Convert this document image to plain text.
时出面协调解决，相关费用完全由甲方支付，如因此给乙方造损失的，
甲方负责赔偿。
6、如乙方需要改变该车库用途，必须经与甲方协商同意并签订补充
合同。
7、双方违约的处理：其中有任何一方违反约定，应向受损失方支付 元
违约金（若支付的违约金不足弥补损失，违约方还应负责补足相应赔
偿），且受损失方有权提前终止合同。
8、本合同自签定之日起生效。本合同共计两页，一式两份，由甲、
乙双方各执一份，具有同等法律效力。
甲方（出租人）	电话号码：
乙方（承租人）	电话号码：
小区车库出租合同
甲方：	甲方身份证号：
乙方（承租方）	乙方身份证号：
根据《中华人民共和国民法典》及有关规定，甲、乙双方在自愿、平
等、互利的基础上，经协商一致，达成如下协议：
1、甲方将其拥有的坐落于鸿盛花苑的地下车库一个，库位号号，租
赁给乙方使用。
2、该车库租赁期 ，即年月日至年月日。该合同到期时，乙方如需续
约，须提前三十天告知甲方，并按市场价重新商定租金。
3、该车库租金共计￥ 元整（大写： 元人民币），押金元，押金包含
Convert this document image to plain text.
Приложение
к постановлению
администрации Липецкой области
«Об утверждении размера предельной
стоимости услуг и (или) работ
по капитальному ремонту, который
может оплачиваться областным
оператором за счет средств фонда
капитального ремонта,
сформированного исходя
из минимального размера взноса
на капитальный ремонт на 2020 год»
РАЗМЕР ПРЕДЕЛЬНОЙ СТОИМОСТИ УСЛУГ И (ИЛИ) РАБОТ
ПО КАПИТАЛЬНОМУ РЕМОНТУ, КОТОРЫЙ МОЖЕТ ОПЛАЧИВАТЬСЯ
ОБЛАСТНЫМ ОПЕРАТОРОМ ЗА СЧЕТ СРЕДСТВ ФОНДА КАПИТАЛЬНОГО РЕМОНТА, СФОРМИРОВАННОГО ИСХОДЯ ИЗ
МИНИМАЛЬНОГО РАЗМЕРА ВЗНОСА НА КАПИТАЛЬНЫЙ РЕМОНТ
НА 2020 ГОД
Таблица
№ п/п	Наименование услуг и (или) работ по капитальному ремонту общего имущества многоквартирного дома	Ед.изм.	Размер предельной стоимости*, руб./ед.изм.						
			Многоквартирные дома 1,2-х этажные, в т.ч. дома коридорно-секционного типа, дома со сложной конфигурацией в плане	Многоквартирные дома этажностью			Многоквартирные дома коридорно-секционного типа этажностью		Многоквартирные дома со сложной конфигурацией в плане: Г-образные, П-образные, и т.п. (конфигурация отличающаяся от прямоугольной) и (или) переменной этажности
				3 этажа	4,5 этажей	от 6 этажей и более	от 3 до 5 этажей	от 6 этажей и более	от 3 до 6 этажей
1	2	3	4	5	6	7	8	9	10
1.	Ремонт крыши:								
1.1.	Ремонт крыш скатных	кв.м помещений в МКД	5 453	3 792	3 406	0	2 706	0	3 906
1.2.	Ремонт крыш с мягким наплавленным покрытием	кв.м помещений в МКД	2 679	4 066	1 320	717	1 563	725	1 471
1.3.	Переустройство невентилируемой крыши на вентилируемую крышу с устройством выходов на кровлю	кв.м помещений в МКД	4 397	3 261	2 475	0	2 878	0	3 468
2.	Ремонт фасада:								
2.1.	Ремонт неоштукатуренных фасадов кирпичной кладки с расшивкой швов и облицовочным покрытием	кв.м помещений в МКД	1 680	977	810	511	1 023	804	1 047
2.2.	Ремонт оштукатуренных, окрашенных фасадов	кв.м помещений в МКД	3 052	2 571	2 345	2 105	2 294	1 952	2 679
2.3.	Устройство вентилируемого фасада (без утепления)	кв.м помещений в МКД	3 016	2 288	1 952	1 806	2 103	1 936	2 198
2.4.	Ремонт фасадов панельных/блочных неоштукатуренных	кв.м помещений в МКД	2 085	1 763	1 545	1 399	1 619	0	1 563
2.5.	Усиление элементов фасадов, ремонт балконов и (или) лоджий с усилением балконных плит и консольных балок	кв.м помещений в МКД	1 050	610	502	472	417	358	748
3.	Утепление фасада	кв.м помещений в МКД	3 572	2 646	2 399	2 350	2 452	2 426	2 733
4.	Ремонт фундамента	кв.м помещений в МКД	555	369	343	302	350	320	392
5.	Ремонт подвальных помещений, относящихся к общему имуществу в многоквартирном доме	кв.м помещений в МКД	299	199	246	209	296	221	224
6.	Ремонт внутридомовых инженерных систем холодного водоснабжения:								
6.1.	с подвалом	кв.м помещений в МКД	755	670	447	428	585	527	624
==*==
Job: Please copy out each record, character for character.

Reply to the exercise:
Convert this document image to plain text.
时出面协调解决，相关费用完全由甲方支付，如因此给乙方造损失的，
甲方负责赔偿。
6、如乙方需要改变该车库用途，必须经与甲方协商同意并签订补充
合同。
7、双方违约的处理：其中有任何一方违反约定，应向受损失方支付 元
违约金（若支付的违约金不足弥补损失，违约方还应负责补足相应赔
偿），且受损失方有权提前终止合同。
8、本合同自签定之日起生效。本合同共计两页，一式两份，由甲、
乙双方各执一份，具有同等法律效力。
甲方（出租人）	电话号码：
乙方（承租人）	电话号码：
小区车库出租合同
甲方：	甲方身份证号：
乙方（承租方）	乙方身份证号：
根据《中华人民共和国民法典》及有关规定，甲、乙双方在自愿、平
等、互利的基础上，经协商一致，达成如下协议：
1、甲方将其拥有的坐落于鸿盛花苑的地下车库一个，库位号号，租
赁给乙方使用。
2、该车库租赁期 ，即年月日至年月日。该合同到期时，乙方如需续
约，须提前三十天告知甲方，并按市场价重新商定租金。
3、该车库租金共计￥ 元整（大写： 元人民币），押金元，押金包含
Convert this document image to plain text.
Приложение
к постановлению
администрации Липецкой области
«Об утверждении размера предельной
стоимости услуг и (или) работ
по капитальному ремонту, который
может оплачиваться областным
оператором за счет средств фонда
капитального ремонта,
сформированного исходя
из минимального размера взноса
на капитальный ремонт на 2020 год»
РАЗМЕР ПРЕДЕЛЬНОЙ СТОИМОСТИ УСЛУГ И (ИЛИ) РАБОТ
ПО КАПИТАЛЬНОМУ РЕМОНТУ, КОТОРЫЙ МОЖЕТ ОПЛАЧИВАТЬСЯ
ОБЛАСТНЫМ ОПЕРАТОРОМ ЗА СЧЕТ СРЕДСТВ ФОНДА КАПИТАЛЬНОГО РЕМОНТА, СФОРМИРОВАННОГО ИСХОДЯ ИЗ
МИНИМАЛЬНОГО РАЗМЕРА ВЗНОСА НА КАПИТАЛЬНЫЙ РЕМОНТ
НА 2020 ГОД
Таблица
№ п/п	Наименование услуг и (или) работ по капитальному ремонту общего имущества многоквартирного дома	Ед.изм.	Размер предельной стоимости*, руб./ед.изм.						
			Многоквартирные дома 1,2-х этажные, в т.ч. дома коридорно-секционного типа, дома со сложной конфигурацией в плане	Многоквартирные дома этажностью			Многоквартирные дома коридорно-секционного типа этажностью		Многоквартирные дома со сложной конфигурацией в плане: Г-образные, П-образные, и т.п. (конфигурация отличающаяся от прямоугольной) и (или) переменной этажности
				3 этажа	4,5 этажей	от 6 этажей и более	от 3 до 5 этажей	от 6 этажей и более	от 3 до 6 этажей
1	2	3	4	5	6	7	8	9	10
1.	Ремонт крыши:								
1.1.	Ремонт крыш скатных	кв.м помещений в МКД	5 453	3 792	3 406	0	2 706	0	3 906
1.2.	Ремонт крыш с мягким наплавленным покрытием	кв.м помещений в МКД	2 679	4 066	1 320	717	1 563	725	1 471
1.3.	Переустройство невентилируемой крыши на вентилируемую крышу с устройством выходов на кровлю	кв.м помещений в МКД	4 397	3 261	2 475	0	2 878	0	3 468
2.	Ремонт фасада:								
2.1.	Ремонт неоштукатуренных фасадов кирпичной кладки с расшивкой швов и облицовочным покрытием	кв.м помещений в МКД	1 680	977	810	511	1 023	804	1 047
2.2.	Ремонт оштукатуренных, окрашенных фасадов	кв.м помещений в МКД	3 052	2 571	2 345	2 105	2 294	1 952	2 679
2.3.	Устройство вентилируемого фасада (без утепления)	кв.м помещений в МКД	3 016	2 288	1 952	1 806	2 103	1 936	2 198
2.4.	Ремонт фасадов панельных/блочных неоштукатуренных	кв.м помещений в МКД	2 085	1 763	1 545	1 399	1 619	0	1 563
2.5.	Усиление элементов фасадов, ремонт балконов и (или) лоджий с усилением балконных плит и консольных балок	кв.м помещений в МКД	1 050	610	502	472	417	358	748
3.	Утепление фасада	кв.м помещений в МКД	3 572	2 646	2 399	2 350	2 452	2 426	2 733
4.	Ремонт фундамента	кв.м помещений в МКД	555	369	343	302	350	320	392
5.	Ремонт подвальных помещений, относящихся к общему имуществу в многоквартирном доме	кв.м помещений в МКД	299	199	246	209	296	221	224
6.	Ремонт внутридомовых инженерных систем холодного водоснабжения:								
6.1.	с подвалом	кв.м помещений в МКД	755	670	447	428	585	527	624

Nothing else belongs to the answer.